::: Given information :::

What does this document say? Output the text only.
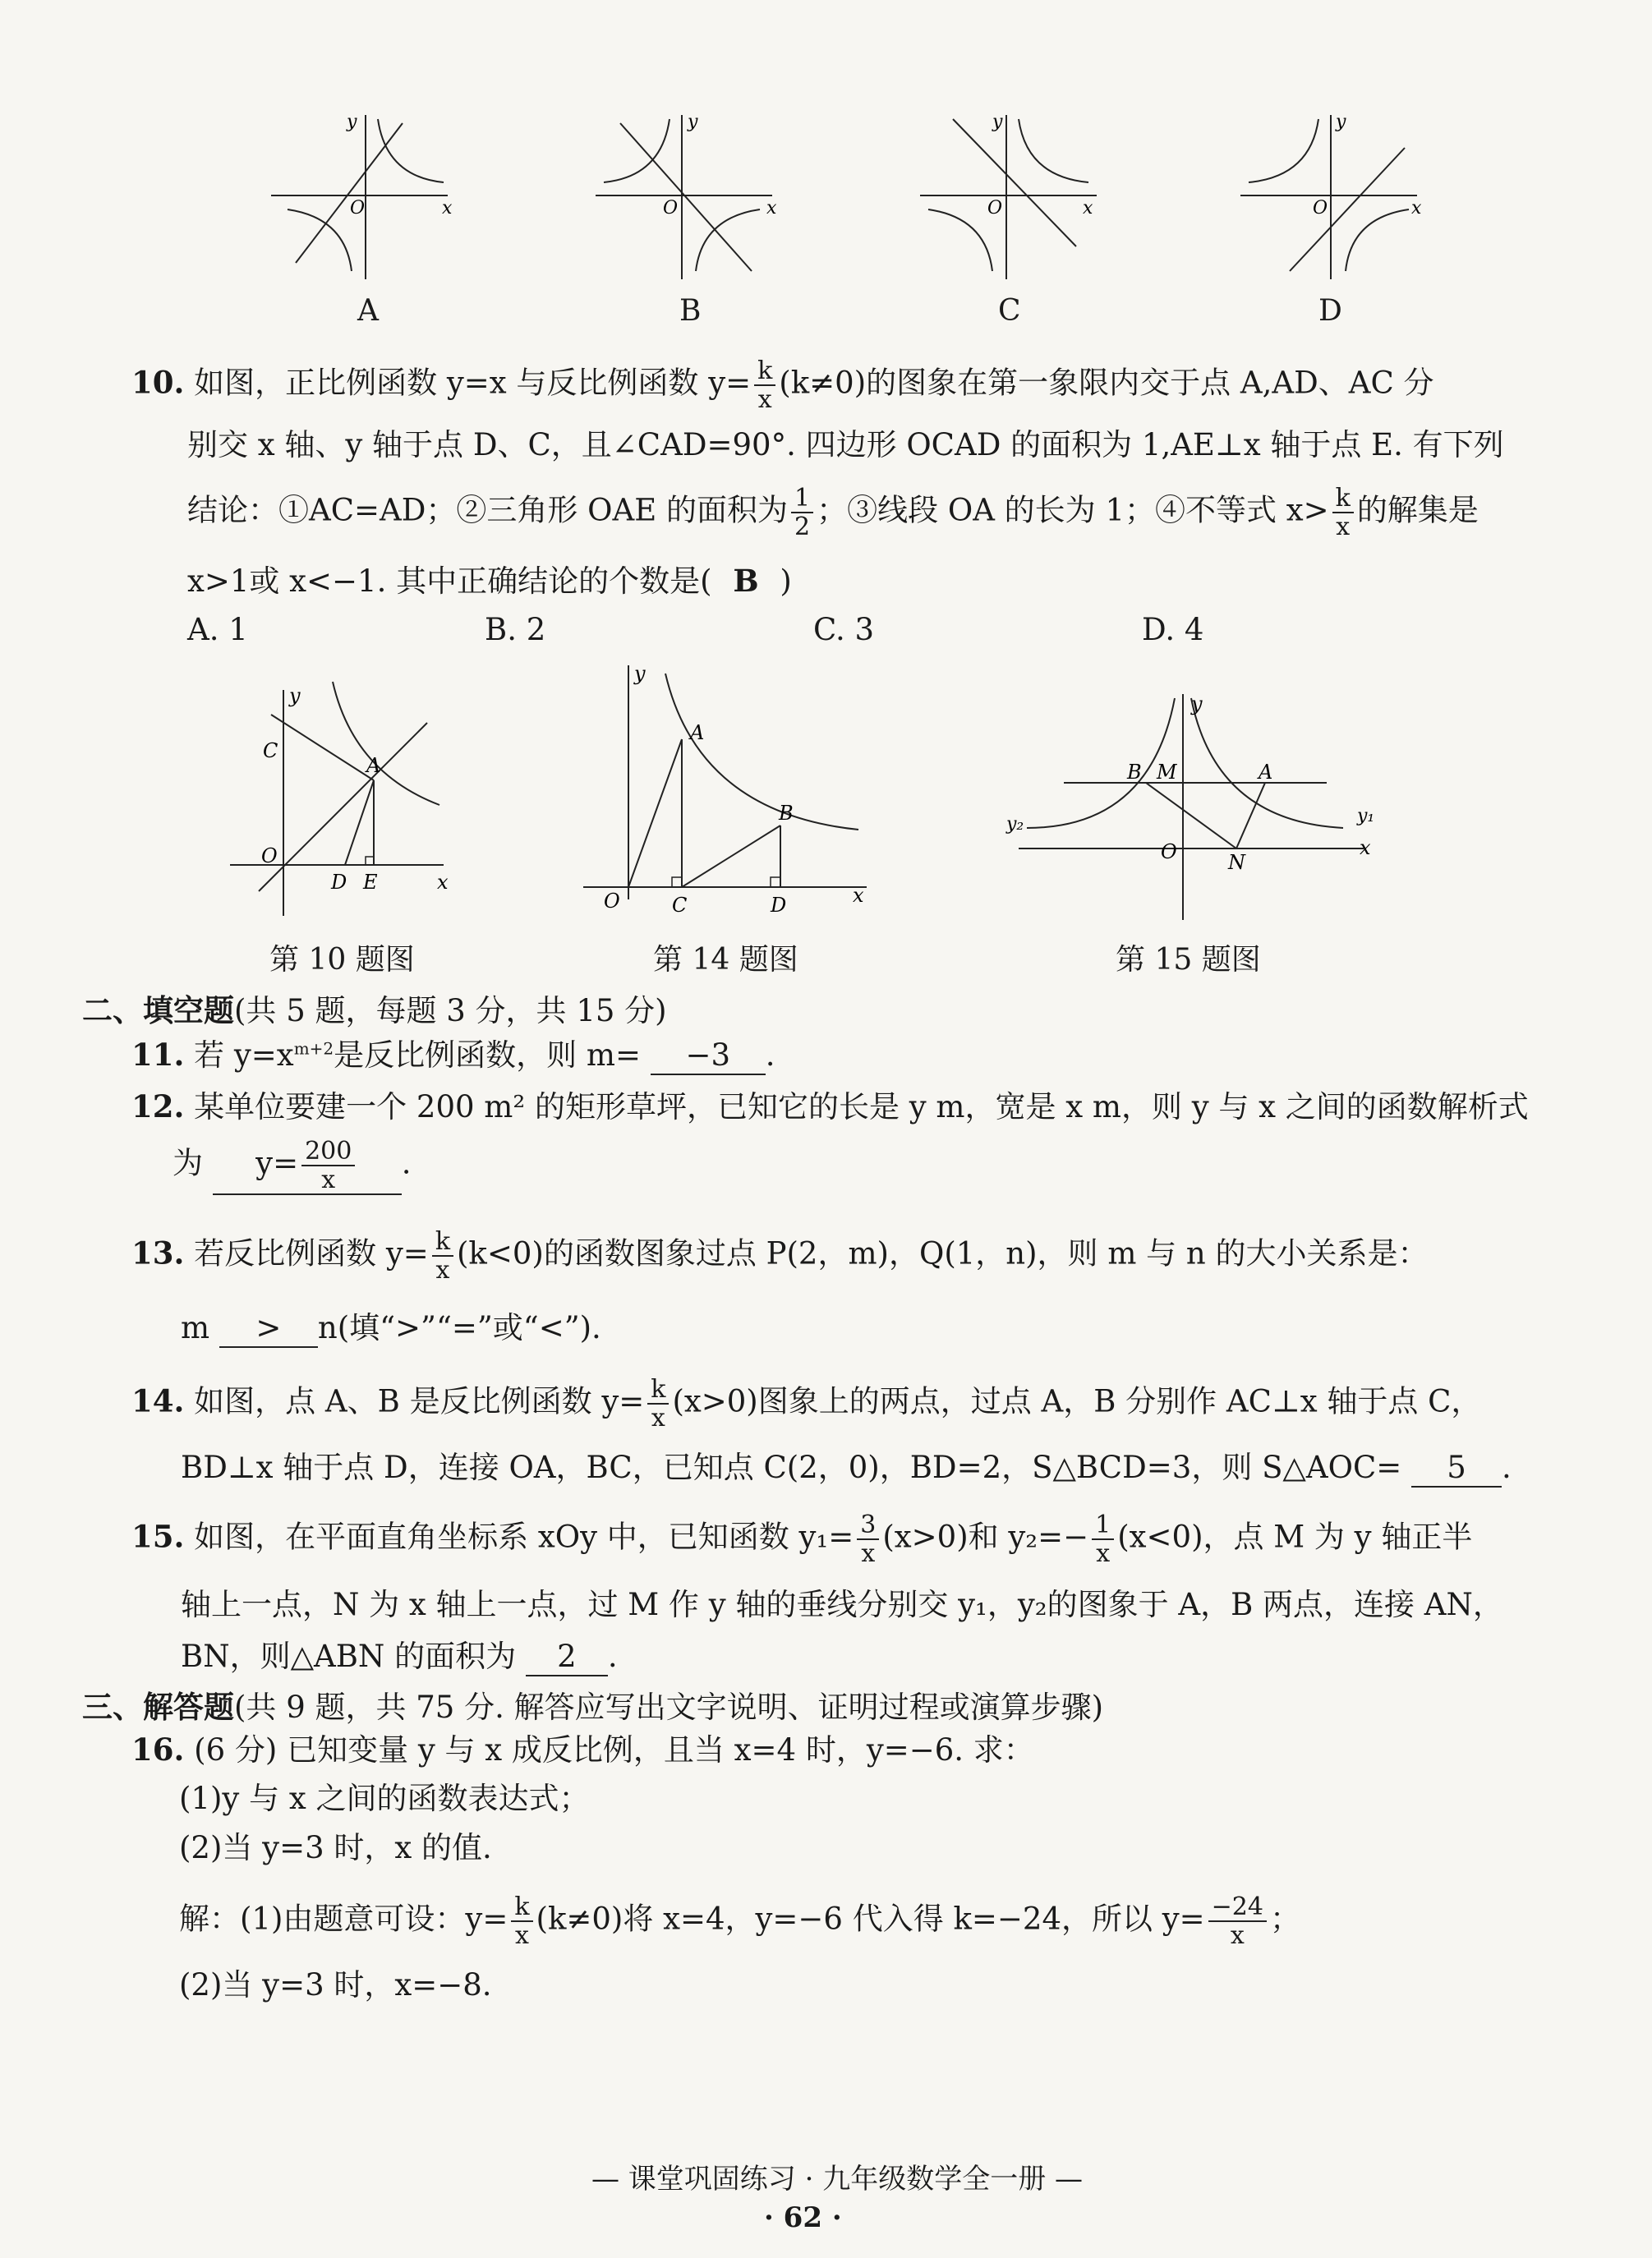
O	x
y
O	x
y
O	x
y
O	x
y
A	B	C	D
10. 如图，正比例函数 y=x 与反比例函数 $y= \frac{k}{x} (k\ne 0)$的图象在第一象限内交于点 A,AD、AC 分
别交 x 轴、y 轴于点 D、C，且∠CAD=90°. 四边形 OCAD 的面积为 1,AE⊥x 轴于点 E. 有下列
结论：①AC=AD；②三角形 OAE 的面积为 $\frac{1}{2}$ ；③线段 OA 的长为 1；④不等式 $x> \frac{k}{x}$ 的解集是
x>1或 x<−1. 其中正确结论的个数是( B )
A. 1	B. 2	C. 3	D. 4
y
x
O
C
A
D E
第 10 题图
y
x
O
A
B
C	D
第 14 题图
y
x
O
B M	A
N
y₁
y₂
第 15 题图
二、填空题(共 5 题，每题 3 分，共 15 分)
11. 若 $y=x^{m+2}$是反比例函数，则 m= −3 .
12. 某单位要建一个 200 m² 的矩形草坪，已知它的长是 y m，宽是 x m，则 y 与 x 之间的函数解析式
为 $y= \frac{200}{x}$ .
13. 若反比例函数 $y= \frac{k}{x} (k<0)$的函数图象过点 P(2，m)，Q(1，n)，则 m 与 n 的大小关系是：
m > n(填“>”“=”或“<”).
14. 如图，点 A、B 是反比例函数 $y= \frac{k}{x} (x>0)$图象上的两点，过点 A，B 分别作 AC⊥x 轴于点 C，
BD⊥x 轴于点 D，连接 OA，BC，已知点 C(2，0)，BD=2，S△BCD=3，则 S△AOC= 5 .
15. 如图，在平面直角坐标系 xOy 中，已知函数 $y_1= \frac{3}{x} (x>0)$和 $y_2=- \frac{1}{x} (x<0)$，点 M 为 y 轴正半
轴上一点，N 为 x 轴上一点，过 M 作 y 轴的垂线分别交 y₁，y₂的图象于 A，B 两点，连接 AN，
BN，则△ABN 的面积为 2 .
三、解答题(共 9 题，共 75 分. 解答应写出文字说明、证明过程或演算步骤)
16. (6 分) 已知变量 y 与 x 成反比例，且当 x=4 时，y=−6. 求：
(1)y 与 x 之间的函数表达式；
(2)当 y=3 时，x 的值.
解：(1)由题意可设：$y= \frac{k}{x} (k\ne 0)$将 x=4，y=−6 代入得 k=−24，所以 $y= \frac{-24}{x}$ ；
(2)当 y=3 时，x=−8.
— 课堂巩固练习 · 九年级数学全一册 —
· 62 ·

:::
::: Given information :::

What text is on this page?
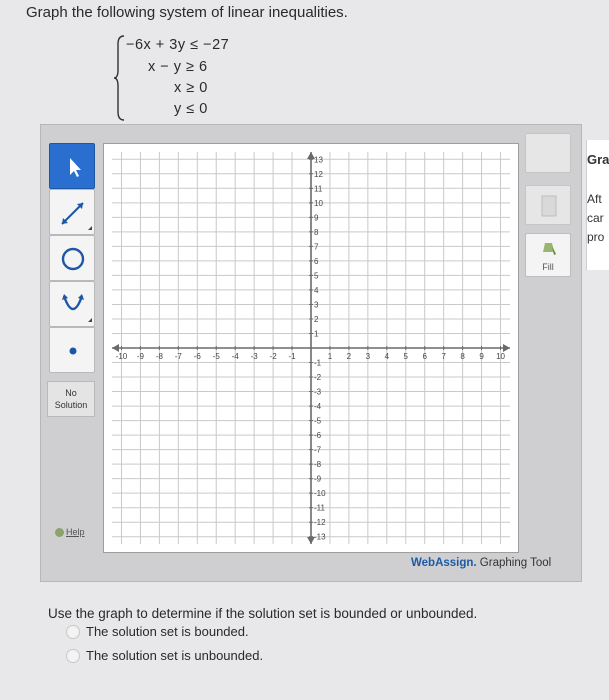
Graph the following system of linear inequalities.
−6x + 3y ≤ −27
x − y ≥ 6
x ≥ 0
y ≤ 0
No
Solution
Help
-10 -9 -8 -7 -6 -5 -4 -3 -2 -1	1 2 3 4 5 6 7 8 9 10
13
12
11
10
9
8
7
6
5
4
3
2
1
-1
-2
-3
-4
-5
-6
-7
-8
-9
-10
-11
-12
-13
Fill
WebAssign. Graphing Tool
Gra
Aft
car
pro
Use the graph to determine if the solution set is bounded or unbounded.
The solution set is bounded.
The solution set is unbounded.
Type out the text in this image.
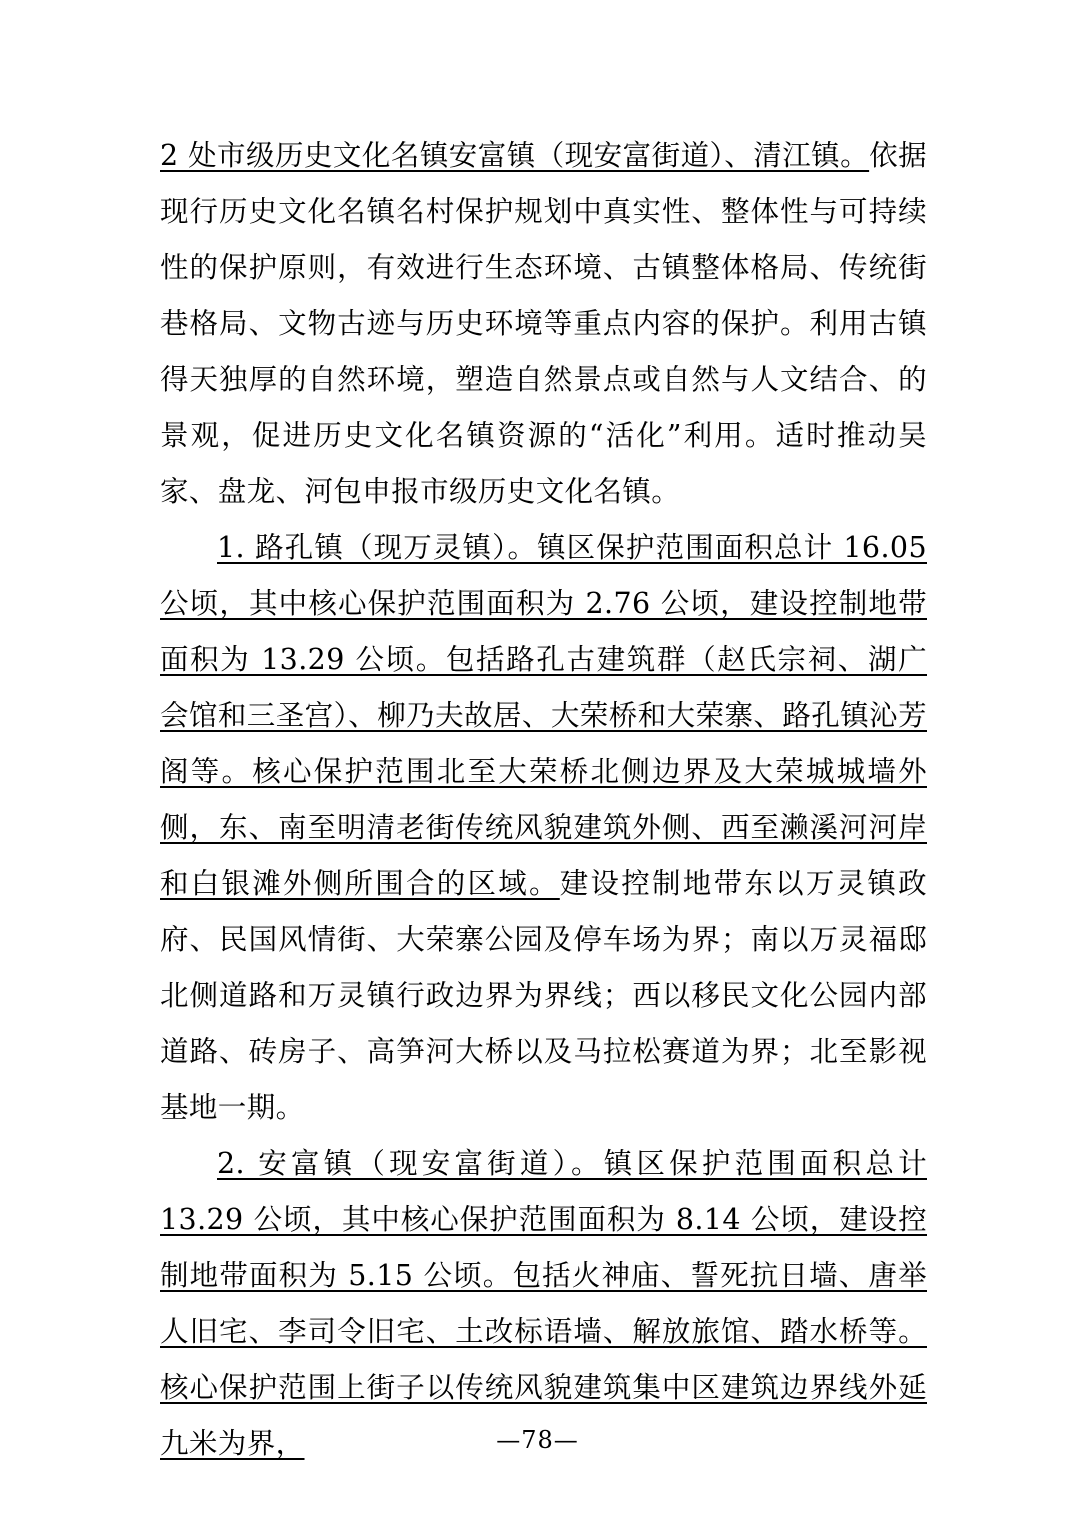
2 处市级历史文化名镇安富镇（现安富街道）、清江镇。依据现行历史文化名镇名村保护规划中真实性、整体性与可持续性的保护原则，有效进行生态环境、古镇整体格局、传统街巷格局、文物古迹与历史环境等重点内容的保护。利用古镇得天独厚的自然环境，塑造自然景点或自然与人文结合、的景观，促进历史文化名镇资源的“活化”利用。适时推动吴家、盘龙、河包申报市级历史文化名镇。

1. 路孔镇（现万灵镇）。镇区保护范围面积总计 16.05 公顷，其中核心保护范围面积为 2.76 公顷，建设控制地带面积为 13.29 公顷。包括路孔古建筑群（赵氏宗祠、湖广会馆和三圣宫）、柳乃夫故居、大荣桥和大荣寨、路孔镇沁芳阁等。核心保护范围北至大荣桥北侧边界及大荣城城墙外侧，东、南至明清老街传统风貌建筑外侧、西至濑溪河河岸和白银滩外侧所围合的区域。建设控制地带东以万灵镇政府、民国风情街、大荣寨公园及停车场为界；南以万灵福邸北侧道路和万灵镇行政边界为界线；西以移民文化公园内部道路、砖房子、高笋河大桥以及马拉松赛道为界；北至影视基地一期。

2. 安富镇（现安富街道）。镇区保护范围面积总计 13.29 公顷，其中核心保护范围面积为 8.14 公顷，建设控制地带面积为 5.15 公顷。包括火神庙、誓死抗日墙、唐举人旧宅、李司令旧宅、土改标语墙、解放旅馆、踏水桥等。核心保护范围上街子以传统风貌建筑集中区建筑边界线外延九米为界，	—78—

:::

Look through the entries above. Extract each line with the word "What".

What does this document say? Output the text only.
What text is on this page?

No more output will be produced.